-- start of EXERCISE MATERIALS --
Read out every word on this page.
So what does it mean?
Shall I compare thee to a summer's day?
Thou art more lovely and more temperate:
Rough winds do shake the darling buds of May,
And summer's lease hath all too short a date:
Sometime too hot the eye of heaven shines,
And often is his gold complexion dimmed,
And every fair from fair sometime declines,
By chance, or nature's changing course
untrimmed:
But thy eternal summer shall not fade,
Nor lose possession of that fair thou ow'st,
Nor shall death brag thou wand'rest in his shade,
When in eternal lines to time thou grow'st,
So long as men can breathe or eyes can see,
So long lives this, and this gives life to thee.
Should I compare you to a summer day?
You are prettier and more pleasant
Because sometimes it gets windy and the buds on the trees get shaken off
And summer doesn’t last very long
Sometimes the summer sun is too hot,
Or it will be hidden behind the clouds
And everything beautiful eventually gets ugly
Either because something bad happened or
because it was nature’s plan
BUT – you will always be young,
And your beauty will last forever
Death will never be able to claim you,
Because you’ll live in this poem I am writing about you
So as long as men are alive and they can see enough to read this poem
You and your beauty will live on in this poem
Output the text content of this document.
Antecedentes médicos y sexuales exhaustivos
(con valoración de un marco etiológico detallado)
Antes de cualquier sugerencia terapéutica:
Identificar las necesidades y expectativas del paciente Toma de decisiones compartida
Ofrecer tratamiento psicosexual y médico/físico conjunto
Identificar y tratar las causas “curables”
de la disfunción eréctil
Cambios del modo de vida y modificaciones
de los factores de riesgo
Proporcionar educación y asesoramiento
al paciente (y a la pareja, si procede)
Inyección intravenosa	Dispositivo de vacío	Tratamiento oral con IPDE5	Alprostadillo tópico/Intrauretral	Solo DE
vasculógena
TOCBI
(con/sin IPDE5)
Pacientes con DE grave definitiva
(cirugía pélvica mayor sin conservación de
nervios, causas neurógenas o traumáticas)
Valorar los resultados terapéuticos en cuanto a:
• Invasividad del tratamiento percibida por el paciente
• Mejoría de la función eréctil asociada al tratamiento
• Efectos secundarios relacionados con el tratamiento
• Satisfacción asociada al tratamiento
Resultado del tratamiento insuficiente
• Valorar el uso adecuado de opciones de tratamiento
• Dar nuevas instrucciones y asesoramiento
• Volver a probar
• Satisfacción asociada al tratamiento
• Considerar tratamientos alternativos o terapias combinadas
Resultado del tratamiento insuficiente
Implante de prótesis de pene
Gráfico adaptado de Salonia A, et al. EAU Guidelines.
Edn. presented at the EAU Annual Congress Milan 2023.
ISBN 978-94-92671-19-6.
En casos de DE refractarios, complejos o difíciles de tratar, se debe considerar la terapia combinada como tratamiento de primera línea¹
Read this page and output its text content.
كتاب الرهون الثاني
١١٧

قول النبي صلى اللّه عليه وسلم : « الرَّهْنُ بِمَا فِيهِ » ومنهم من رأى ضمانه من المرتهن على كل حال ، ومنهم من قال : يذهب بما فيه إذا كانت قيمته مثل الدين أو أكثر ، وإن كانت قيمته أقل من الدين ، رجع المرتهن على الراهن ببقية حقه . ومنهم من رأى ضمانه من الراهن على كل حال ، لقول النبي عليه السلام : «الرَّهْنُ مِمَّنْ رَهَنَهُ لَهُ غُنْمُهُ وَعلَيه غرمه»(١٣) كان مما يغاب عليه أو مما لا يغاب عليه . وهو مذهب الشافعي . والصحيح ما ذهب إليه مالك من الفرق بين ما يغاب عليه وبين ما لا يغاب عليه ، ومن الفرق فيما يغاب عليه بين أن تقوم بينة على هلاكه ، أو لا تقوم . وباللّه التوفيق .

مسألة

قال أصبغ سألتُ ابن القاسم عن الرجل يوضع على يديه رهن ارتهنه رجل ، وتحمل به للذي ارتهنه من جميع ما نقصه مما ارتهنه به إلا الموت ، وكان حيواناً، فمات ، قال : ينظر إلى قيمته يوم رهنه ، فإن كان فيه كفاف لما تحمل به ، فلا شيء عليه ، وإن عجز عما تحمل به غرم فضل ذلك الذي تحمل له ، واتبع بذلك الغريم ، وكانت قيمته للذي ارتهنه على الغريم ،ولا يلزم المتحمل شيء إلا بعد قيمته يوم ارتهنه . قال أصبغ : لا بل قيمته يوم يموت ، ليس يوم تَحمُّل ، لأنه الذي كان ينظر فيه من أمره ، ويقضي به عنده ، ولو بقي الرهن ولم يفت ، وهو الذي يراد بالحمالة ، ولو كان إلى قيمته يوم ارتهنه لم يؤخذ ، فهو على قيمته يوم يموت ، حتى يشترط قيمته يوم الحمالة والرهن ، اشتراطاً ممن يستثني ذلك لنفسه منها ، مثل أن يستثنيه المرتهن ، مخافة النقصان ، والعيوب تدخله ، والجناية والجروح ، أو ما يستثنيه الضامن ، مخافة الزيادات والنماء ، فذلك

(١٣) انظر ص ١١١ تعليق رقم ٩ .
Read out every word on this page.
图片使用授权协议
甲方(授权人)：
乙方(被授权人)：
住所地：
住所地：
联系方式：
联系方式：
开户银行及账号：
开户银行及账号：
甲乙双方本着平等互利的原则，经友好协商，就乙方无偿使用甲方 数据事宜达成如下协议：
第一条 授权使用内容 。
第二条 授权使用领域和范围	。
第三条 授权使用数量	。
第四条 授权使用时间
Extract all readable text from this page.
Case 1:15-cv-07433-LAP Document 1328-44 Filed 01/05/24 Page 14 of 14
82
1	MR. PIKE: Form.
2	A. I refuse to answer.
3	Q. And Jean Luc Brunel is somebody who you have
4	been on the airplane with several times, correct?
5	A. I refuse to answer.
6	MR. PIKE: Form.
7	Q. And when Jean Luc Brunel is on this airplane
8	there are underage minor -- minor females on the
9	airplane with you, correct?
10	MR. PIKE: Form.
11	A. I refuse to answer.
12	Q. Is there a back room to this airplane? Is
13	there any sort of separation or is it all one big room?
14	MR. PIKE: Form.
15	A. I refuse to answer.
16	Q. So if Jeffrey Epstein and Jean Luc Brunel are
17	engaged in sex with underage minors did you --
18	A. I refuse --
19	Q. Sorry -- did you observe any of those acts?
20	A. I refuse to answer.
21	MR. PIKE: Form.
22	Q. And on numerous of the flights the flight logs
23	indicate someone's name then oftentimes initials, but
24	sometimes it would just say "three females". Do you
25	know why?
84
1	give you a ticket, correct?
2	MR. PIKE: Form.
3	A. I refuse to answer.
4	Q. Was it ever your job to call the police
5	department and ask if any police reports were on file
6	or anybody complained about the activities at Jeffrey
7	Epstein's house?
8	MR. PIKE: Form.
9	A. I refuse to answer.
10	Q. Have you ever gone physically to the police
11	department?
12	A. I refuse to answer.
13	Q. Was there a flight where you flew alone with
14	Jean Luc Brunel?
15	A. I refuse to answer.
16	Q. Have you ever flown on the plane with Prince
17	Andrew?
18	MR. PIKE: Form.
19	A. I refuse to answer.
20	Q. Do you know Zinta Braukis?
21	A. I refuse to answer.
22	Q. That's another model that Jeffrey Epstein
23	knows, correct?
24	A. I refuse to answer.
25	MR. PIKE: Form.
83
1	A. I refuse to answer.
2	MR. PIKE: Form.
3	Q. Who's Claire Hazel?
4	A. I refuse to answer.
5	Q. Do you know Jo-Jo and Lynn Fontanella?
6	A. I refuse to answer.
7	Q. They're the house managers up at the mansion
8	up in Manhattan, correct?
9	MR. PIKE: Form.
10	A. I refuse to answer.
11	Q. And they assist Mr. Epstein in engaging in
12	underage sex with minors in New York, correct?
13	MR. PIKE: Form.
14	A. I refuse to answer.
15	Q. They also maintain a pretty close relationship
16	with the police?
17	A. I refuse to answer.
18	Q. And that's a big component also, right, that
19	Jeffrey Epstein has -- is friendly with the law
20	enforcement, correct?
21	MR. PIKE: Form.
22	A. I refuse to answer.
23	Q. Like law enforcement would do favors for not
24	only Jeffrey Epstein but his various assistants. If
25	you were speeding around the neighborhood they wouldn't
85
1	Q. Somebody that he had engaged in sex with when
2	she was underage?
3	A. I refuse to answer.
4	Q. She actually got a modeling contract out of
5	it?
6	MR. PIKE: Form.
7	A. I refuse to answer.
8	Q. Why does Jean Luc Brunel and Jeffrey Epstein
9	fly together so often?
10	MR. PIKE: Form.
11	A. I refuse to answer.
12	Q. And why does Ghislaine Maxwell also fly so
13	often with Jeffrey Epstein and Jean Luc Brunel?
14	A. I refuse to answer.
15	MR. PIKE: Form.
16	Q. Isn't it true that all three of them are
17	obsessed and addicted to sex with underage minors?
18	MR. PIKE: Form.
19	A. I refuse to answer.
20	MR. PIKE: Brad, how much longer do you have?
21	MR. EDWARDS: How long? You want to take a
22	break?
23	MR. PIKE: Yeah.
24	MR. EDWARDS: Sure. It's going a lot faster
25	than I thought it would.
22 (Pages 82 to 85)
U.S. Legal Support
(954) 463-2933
-- end of EXERCISE MATERIALS --
§ TO BE DONE: Copy every line above that includes the string "content".

§ ANSWER BELOW:
Output the text content of this document.
Read this page and output its text content.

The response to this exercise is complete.